** START Extracted records **

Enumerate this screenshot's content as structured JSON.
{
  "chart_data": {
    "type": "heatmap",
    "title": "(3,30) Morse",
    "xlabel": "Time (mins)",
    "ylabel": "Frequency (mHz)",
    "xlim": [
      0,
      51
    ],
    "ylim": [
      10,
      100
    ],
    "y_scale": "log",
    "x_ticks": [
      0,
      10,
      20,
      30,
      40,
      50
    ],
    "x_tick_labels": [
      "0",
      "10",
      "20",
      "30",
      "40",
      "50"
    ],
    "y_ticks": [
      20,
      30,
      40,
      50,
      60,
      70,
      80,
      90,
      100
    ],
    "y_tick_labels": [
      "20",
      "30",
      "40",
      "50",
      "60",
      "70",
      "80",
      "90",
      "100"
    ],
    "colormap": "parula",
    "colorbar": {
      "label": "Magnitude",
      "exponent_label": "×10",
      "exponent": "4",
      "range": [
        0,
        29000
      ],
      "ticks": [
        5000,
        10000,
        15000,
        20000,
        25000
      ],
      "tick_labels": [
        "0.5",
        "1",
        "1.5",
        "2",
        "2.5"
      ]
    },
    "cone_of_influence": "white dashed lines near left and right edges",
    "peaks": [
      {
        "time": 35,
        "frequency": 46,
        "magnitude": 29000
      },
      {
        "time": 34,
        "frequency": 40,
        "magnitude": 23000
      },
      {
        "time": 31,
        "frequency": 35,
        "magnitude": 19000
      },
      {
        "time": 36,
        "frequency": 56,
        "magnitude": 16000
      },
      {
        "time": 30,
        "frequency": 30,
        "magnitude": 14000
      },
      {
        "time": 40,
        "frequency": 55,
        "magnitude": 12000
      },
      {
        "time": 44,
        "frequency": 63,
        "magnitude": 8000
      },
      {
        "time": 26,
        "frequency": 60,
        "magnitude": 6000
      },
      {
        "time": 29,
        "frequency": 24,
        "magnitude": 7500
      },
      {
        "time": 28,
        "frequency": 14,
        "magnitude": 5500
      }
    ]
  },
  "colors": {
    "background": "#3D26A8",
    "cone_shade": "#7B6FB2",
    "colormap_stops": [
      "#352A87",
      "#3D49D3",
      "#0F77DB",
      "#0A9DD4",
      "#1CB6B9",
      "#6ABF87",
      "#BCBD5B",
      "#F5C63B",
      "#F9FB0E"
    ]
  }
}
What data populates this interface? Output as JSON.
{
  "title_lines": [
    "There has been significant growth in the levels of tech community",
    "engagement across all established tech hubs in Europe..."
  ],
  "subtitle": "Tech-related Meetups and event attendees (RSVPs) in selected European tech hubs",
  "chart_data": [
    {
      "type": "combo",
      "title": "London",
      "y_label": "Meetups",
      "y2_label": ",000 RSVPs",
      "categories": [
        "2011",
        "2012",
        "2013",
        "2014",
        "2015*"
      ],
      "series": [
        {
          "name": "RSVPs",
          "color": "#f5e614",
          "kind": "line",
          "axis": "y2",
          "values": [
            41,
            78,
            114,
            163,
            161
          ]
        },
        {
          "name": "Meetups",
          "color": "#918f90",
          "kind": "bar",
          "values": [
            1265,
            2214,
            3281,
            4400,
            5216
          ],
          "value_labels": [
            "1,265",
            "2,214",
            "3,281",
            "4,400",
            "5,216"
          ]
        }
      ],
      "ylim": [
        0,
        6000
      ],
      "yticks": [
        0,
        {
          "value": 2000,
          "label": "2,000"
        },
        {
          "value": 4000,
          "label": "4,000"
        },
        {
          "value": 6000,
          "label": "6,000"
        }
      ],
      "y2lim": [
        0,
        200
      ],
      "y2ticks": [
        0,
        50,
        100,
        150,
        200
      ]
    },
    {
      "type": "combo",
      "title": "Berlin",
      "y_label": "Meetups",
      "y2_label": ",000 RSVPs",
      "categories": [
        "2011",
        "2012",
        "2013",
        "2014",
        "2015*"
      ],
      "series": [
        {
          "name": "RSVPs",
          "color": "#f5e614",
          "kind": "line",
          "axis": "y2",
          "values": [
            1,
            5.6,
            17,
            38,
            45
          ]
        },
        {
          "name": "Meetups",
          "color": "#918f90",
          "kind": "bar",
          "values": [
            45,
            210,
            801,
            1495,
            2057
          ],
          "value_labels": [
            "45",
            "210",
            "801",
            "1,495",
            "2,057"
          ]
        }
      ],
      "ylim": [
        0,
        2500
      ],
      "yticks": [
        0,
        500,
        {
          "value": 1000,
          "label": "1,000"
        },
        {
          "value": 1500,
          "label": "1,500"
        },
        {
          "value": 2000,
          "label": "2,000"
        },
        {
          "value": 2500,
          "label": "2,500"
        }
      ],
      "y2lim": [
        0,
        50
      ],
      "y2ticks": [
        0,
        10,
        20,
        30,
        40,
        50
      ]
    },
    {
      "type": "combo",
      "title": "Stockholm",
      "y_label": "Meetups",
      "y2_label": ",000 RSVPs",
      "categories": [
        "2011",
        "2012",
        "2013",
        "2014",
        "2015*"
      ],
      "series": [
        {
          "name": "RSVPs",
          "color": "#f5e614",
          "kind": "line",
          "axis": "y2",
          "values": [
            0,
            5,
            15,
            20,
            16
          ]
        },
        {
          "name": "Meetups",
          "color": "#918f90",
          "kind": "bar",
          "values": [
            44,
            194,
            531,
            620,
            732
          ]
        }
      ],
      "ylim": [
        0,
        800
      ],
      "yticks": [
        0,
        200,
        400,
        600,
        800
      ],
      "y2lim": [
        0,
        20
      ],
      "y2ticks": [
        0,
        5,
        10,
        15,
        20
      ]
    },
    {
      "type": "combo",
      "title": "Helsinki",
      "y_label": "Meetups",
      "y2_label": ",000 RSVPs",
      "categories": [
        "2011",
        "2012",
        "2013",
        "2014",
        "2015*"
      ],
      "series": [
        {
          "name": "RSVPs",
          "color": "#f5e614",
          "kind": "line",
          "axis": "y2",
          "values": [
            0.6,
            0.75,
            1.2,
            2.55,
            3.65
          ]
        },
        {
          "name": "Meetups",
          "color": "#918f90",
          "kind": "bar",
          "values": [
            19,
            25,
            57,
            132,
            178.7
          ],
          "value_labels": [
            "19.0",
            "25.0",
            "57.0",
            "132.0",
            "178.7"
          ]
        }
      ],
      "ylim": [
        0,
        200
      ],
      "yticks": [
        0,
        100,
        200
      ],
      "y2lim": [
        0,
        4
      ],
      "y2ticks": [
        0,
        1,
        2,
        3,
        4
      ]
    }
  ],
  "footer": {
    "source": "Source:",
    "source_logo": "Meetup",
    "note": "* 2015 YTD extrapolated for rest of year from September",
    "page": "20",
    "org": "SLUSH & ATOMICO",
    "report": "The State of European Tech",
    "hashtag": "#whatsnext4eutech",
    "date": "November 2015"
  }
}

** END Extracted records **

Work required
Give the entries once more, exactly as they appear.

Task output
Enumerate this screenshot's content as structured JSON.
{
  "chart_data": {
    "type": "heatmap",
    "title": "(3,30) Morse",
    "xlabel": "Time (mins)",
    "ylabel": "Frequency (mHz)",
    "xlim": [
      0,
      51
    ],
    "ylim": [
      10,
      100
    ],
    "y_scale": "log",
    "x_ticks": [
      0,
      10,
      20,
      30,
      40,
      50
    ],
    "x_tick_labels": [
      "0",
      "10",
      "20",
      "30",
      "40",
      "50"
    ],
    "y_ticks": [
      20,
      30,
      40,
      50,
      60,
      70,
      80,
      90,
      100
    ],
    "y_tick_labels": [
      "20",
      "30",
      "40",
      "50",
      "60",
      "70",
      "80",
      "90",
      "100"
    ],
    "colormap": "parula",
    "colorbar": {
      "label": "Magnitude",
      "exponent_label": "×10",
      "exponent": "4",
      "range": [
        0,
        29000
      ],
      "ticks": [
        5000,
        10000,
        15000,
        20000,
        25000
      ],
      "tick_labels": [
        "0.5",
        "1",
        "1.5",
        "2",
        "2.5"
      ]
    },
    "cone_of_influence": "white dashed lines near left and right edges",
    "peaks": [
      {
        "time": 35,
        "frequency": 46,
        "magnitude": 29000
      },
      {
        "time": 34,
        "frequency": 40,
        "magnitude": 23000
      },
      {
        "time": 31,
        "frequency": 35,
        "magnitude": 19000
      },
      {
        "time": 36,
        "frequency": 56,
        "magnitude": 16000
      },
      {
        "time": 30,
        "frequency": 30,
        "magnitude": 14000
      },
      {
        "time": 40,
        "frequency": 55,
        "magnitude": 12000
      },
      {
        "time": 44,
        "frequency": 63,
        "magnitude": 8000
      },
      {
        "time": 26,
        "frequency": 60,
        "magnitude": 6000
      },
      {
        "time": 29,
        "frequency": 24,
        "magnitude": 7500
      },
      {
        "time": 28,
        "frequency": 14,
        "magnitude": 5500
      }
    ]
  },
  "colors": {
    "background": "#3D26A8",
    "cone_shade": "#7B6FB2",
    "colormap_stops": [
      "#352A87",
      "#3D49D3",
      "#0F77DB",
      "#0A9DD4",
      "#1CB6B9",
      "#6ABF87",
      "#BCBD5B",
      "#F5C63B",
      "#F9FB0E"
    ]
  }
}
What data populates this interface? Output as JSON.
{
  "title_lines": [
    "There has been significant growth in the levels of tech community",
    "engagement across all established tech hubs in Europe..."
  ],
  "subtitle": "Tech-related Meetups and event attendees (RSVPs) in selected European tech hubs",
  "chart_data": [
    {
      "type": "combo",
      "title": "London",
      "y_label": "Meetups",
      "y2_label": ",000 RSVPs",
      "categories": [
        "2011",
        "2012",
        "2013",
        "2014",
        "2015*"
      ],
      "series": [
        {
          "name": "RSVPs",
          "color": "#f5e614",
          "kind": "line",
          "axis": "y2",
          "values": [
            41,
            78,
            114,
            163,
            161
          ]
        },
        {
          "name": "Meetups",
          "color": "#918f90",
          "kind": "bar",
          "values": [
            1265,
            2214,
            3281,
            4400,
            5216
          ],
          "value_labels": [
            "1,265",
            "2,214",
            "3,281",
            "4,400",
            "5,216"
          ]
        }
      ],
      "ylim": [
        0,
        6000
      ],
      "yticks": [
        0,
        {
          "value": 2000,
          "label": "2,000"
        },
        {
          "value": 4000,
          "label": "4,000"
        },
        {
          "value": 6000,
          "label": "6,000"
        }
      ],
      "y2lim": [
        0,
        200
      ],
      "y2ticks": [
        0,
        50,
        100,
        150,
        200
      ]
    },
    {
      "type": "combo",
      "title": "Berlin",
      "y_label": "Meetups",
      "y2_label": ",000 RSVPs",
      "categories": [
        "2011",
        "2012",
        "2013",
        "2014",
        "2015*"
      ],
      "series": [
        {
          "name": "RSVPs",
          "color": "#f5e614",
          "kind": "line",
          "axis": "y2",
          "values": [
            1,
            5.6,
            17,
            38,
            45
          ]
        },
        {
          "name": "Meetups",
          "color": "#918f90",
          "kind": "bar",
          "values": [
            45,
            210,
            801,
            1495,
            2057
          ],
          "value_labels": [
            "45",
            "210",
            "801",
            "1,495",
            "2,057"
          ]
        }
      ],
      "ylim": [
        0,
        2500
      ],
      "yticks": [
        0,
        500,
        {
          "value": 1000,
          "label": "1,000"
        },
        {
          "value": 1500,
          "label": "1,500"
        },
        {
          "value": 2000,
          "label": "2,000"
        },
        {
          "value": 2500,
          "label": "2,500"
        }
      ],
      "y2lim": [
        0,
        50
      ],
      "y2ticks": [
        0,
        10,
        20,
        30,
        40,
        50
      ]
    },
    {
      "type": "combo",
      "title": "Stockholm",
      "y_label": "Meetups",
      "y2_label": ",000 RSVPs",
      "categories": [
        "2011",
        "2012",
        "2013",
        "2014",
        "2015*"
      ],
      "series": [
        {
          "name": "RSVPs",
          "color": "#f5e614",
          "kind": "line",
          "axis": "y2",
          "values": [
            0,
            5,
            15,
            20,
            16
          ]
        },
        {
          "name": "Meetups",
          "color": "#918f90",
          "kind": "bar",
          "values": [
            44,
            194,
            531,
            620,
            732
          ]
        }
      ],
      "ylim": [
        0,
        800
      ],
      "yticks": [
        0,
        200,
        400,
        600,
        800
      ],
      "y2lim": [
        0,
        20
      ],
      "y2ticks": [
        0,
        5,
        10,
        15,
        20
      ]
    },
    {
      "type": "combo",
      "title": "Helsinki",
      "y_label": "Meetups",
      "y2_label": ",000 RSVPs",
      "categories": [
        "2011",
        "2012",
        "2013",
        "2014",
        "2015*"
      ],
      "series": [
        {
          "name": "RSVPs",
          "color": "#f5e614",
          "kind": "line",
          "axis": "y2",
          "values": [
            0.6,
            0.75,
            1.2,
            2.55,
            3.65
          ]
        },
        {
          "name": "Meetups",
          "color": "#918f90",
          "kind": "bar",
          "values": [
            19,
            25,
            57,
            132,
            178.7
          ],
          "value_labels": [
            "19.0",
            "25.0",
            "57.0",
            "132.0",
            "178.7"
          ]
        }
      ],
      "ylim": [
        0,
        200
      ],
      "yticks": [
        0,
        100,
        200
      ],
      "y2lim": [
        0,
        4
      ],
      "y2ticks": [
        0,
        1,
        2,
        3,
        4
      ]
    }
  ],
  "footer": {
    "source": "Source:",
    "source_logo": "Meetup",
    "note": "* 2015 YTD extrapolated for rest of year from September",
    "page": "20",
    "org": "SLUSH & ATOMICO",
    "report": "The State of European Tech",
    "hashtag": "#whatsnext4eutech",
    "date": "November 2015"
  }
}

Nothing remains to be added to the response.